Not foolish at all. "Shook" is the past participle of "shake", a perfectly common word. "Ghook" is not a word I'm familiar with. However, I agree that the first letter does look more like a 'g' than an 's'.
On 10/7/07, Soo Reams soo@sooreams.com wrote:
At the risk of sounding foolish, isn't "shook" a rather common word and "ghook", well, not a word at all?
Er, right, "shook" is quite a common word. I wasn't thinking of past-tense verbs when I read it, somehow.
On Sun, Oct 07, 2007 at 11:47:30PM +0100, Soo Reams wrote:
Simetrical wrote:
On 10/7/07, Platonides Platonides@gmail.com wrote:
It has been discussed here before about the captchas which are too hard to pass. However, without samples. Today i found one of these captchas. I read ghooktrust but mediawiki didn't agree. The first letter could be a 5, but we don't use numbers. So i now finally noticed it might be an s
Well, the captcha always consists of two words concatenated together, I do believe. "Shook" is a rather obscure word, however. Perhaps the dictionary could be made less comprehensive. Although that brings us back to non-English speakers, who won't be helped at all.
At the risk of sounding foolish, isn't "shook" a rather common word and "ghook", well, not a word at all?
Well, shook is a reasonably common word *in English*
But that's *Hebrew* around it, no?
Cheers, -- jra
On 10/7/07, Simetrical Simetrical+wikilist@gmail.com wrote:
On 10/7/07, Platonides Platonides@gmail.com wrote:
It has been discussed here before about the captchas which are too hard to pass. However, without samples. Today i found one of these captchas. I read ghooktrust but mediawiki didn't agree. The first letter could be a 5, but we don't use numbers. So i now finally noticed it might be an s
Well, the captcha always consists of two words concatenated together, I do believe. "Shook" is a rather obscure word, however. Perhaps the dictionary could be made less comprehensive. Although that brings us back to non-English speakers, who won't be helped at all.
It could be either, yes, looking at it. But if you refresh it gives you a different captcha, right?

┄┄┄┄┄┄┄┄┄┄┄┄┄┄┄┄┄┄┄┄

* _What you need to do_:
1. In the captcha thread, why did Platonides reject reading the first letter as a 5? Answer in one to three sentences.
2. In the rows, copy out everything beginning at the line that has "y-tick-label: 0.6 [46,176,106,220]" and stopping after the line that has "x-tick-label: 2000 [987,854,1084,898]", with both of those lines included.
The rows that follow have no connection to the captcha thread.

* _Records to use_:
┄┄┄┄┄┄┄┄┄┄┄┄┄┄┄┄┄┄┄┄

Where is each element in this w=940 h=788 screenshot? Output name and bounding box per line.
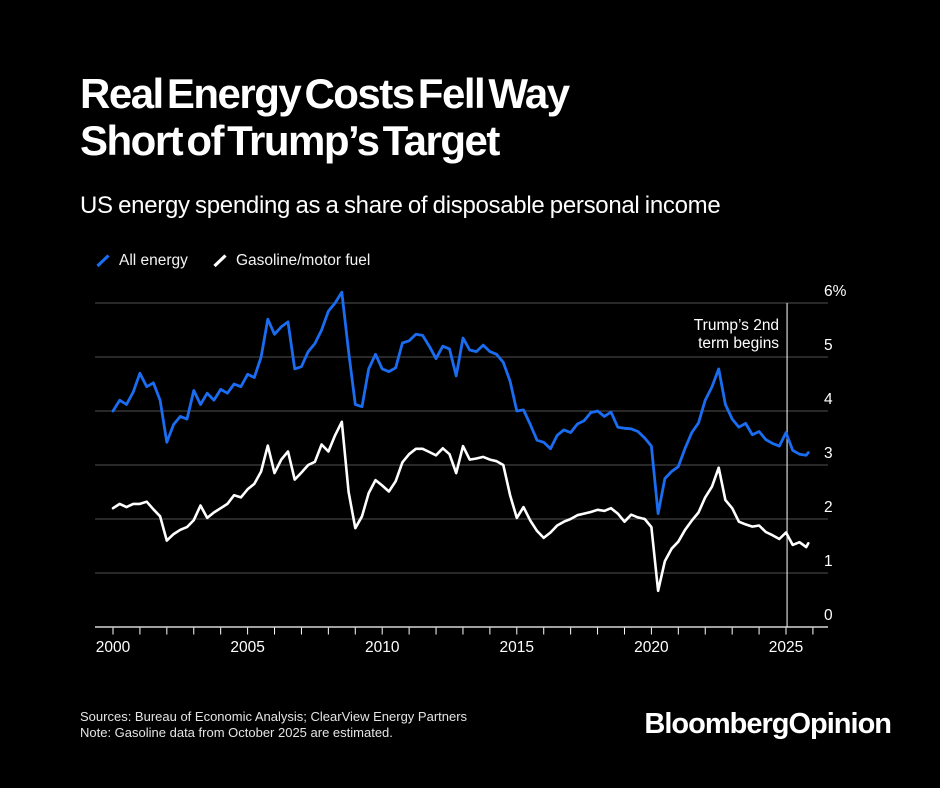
x-tick-label: 2020 bbox=[634, 639, 669, 656]
gridlines bbox=[95, 302, 828, 574]
y-tick-label: 1 bbox=[824, 553, 833, 570]
source-note: Sources: Bureau of Economic Analysis; Cl… bbox=[80, 709, 467, 740]
x-axis: 2000 2005 2010 2015 2020 2025 bbox=[95, 626, 828, 656]
y-tick-label: 0 bbox=[824, 607, 833, 624]
legend-item-all-energy: All energy bbox=[95, 252, 188, 270]
x-tick-label: 2025 bbox=[769, 639, 803, 656]
series-all-energy-line bbox=[111, 290, 810, 515]
x-tick-label: 2005 bbox=[230, 639, 264, 656]
y-tick-label: 5 bbox=[824, 337, 833, 354]
annotation-trump-term: Trump’s 2nd term begins bbox=[694, 317, 780, 352]
bloomberg-opinion-logo: BloombergOpinion bbox=[644, 708, 892, 740]
x-tick-label: 2015 bbox=[500, 639, 534, 656]
y-tick-label: 4 bbox=[824, 391, 833, 408]
y-axis-labels: 6% 5 4 3 2 1 0 bbox=[824, 283, 847, 624]
title-line-2: Short of Trump’s Target bbox=[80, 117, 500, 165]
y-tick-label: 2 bbox=[824, 499, 833, 516]
line-swatch-white-icon bbox=[213, 254, 227, 268]
note-line: Note: Gasoline data from October 2025 ar… bbox=[80, 724, 393, 740]
legend-label-all-energy: All energy bbox=[119, 252, 188, 269]
sources-line: Sources: Bureau of Economic Analysis; Cl… bbox=[80, 709, 468, 724]
legend-label-gasoline: Gasoline/motor fuel bbox=[235, 252, 371, 269]
energy-share-line-chart: 2000 2005 2010 2015 2020 2025 6% 5 4 3 2 1 0 Trump’s … bbox=[95, 283, 847, 656]
line-swatch-blue-icon bbox=[96, 254, 110, 268]
y-tick-label: 3 bbox=[824, 445, 833, 462]
chart-legend: All energy Gasoline/motor fuel bbox=[95, 250, 370, 272]
legend-item-gasoline: Gasoline/motor fuel bbox=[212, 252, 370, 270]
chart-subtitle: US energy spending as a share of disposa… bbox=[80, 192, 721, 219]
x-tick-label: 2000 bbox=[96, 639, 131, 656]
page-title: Real Energy Costs Fell Way Short of Trum… bbox=[80, 70, 570, 165]
title-line-1: Real Energy Costs Fell Way bbox=[80, 70, 570, 117]
y-tick-label: 6% bbox=[824, 283, 847, 300]
x-tick-label: 2010 bbox=[365, 639, 400, 656]
series-gasoline-line bbox=[111, 420, 810, 593]
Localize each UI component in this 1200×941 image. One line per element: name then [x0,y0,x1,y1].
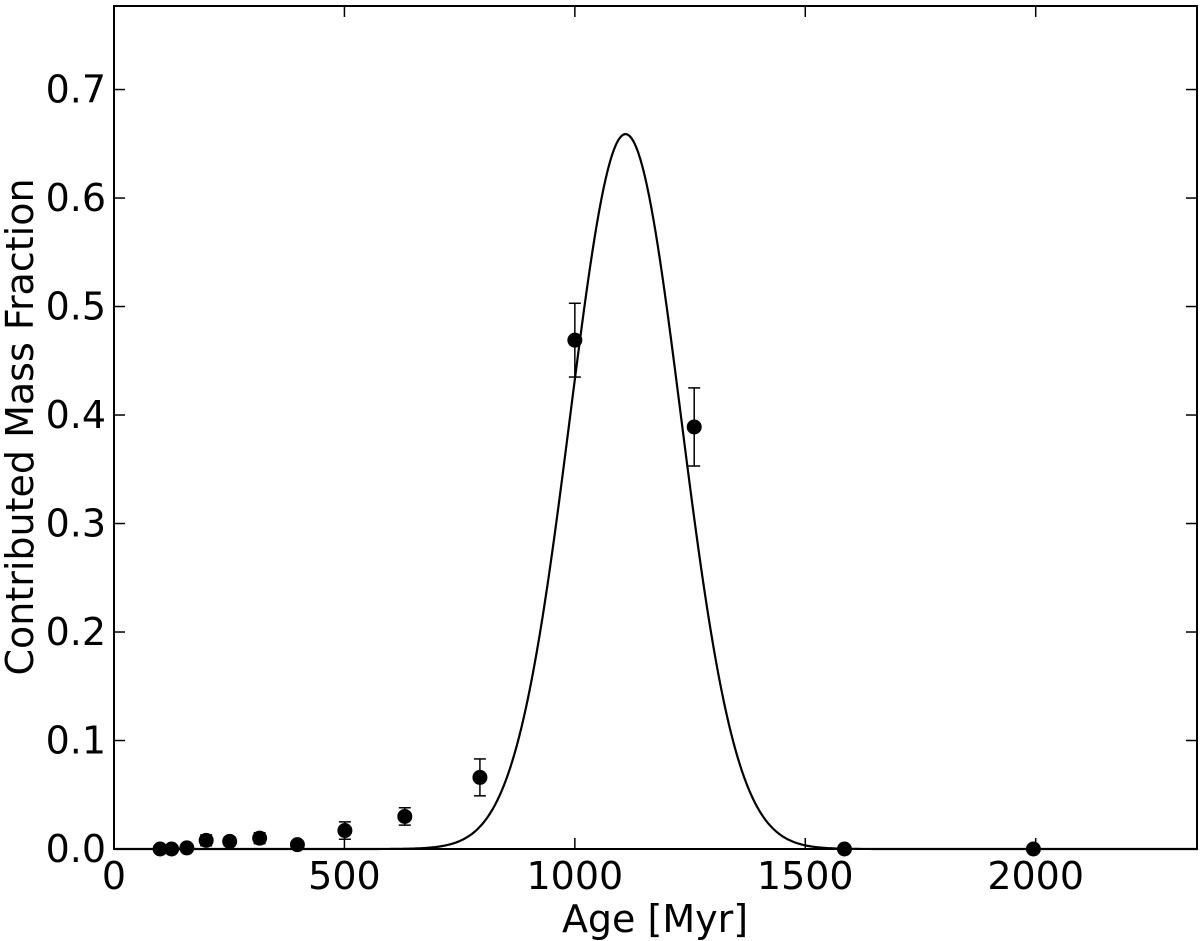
y-tick-label: 0.6 [46,176,106,220]
x-axis-label: Age [Myr] [562,897,748,941]
y-tick-label: 0.0 [46,827,106,871]
y-axis-label: Contributed Mass Fraction [0,178,42,675]
data-point [337,823,353,839]
data-point [198,832,214,848]
y-tick-label: 0.2 [46,610,106,654]
x-tick-label: 500 [308,854,381,898]
x-axis-ticks: 0 500 1000 1500 2000 [102,6,1084,898]
y-tick-label: 0.7 [46,68,106,112]
data-point [222,833,238,849]
x-tick-label: 1000 [526,854,623,898]
data-point [252,830,268,846]
x-tick-label: 1500 [757,854,854,898]
x-tick-label: 2000 [987,854,1084,898]
y-tick-label: 0.4 [46,393,106,437]
data-point [397,808,413,824]
y-tick-label: 0.1 [46,719,106,763]
data-point [686,419,702,435]
data-points [152,332,1041,857]
y-tick-label: 0.3 [46,502,106,546]
y-axis-ticks: 0.0 0.1 0.2 0.3 0.4 0.5 0.6 0.7 [46,68,1197,871]
data-point [472,769,488,785]
plot-frame [113,5,1198,850]
error-bars [154,302,1040,850]
y-tick-label: 0.5 [46,285,106,329]
x-tick-label: 0 [102,854,126,898]
gaussian-fit-curve [114,132,1197,851]
data-point [567,332,583,348]
data-point [179,840,195,856]
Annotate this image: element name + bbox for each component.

┄┄┄┄┄┄┄┄┄┄┄┄┄┄┄┄┄┄┄┄

* _Solutions to each task_:
1. Platonides rejected reading the first letter as a 5 because the captchas don't use numbers. That led him to conclude that the letter might be an s.

2.
y-tick-label: 0.6 [46,176,106,220]
x-axis-label: Age [Myr] [562,897,748,941]
y-tick-label: 0.0 [46,827,106,871]
y-axis-label: Contributed Mass Fraction [0,178,42,675]
data-point [337,823,353,839]
data-point [198,832,214,848]
y-tick-label: 0.2 [46,610,106,654]
x-tick-label: 500 [308,854,381,898]
x-axis-ticks: 0 500 1000 1500 2000 [102,6,1084,898]
y-tick-label: 0.7 [46,68,106,112]
data-point [222,833,238,849]
x-tick-label: 1000 [526,854,623,898]
data-point [252,830,268,846]
x-tick-label: 1500 [757,854,854,898]
x-tick-label: 2000 [987,854,1084,898]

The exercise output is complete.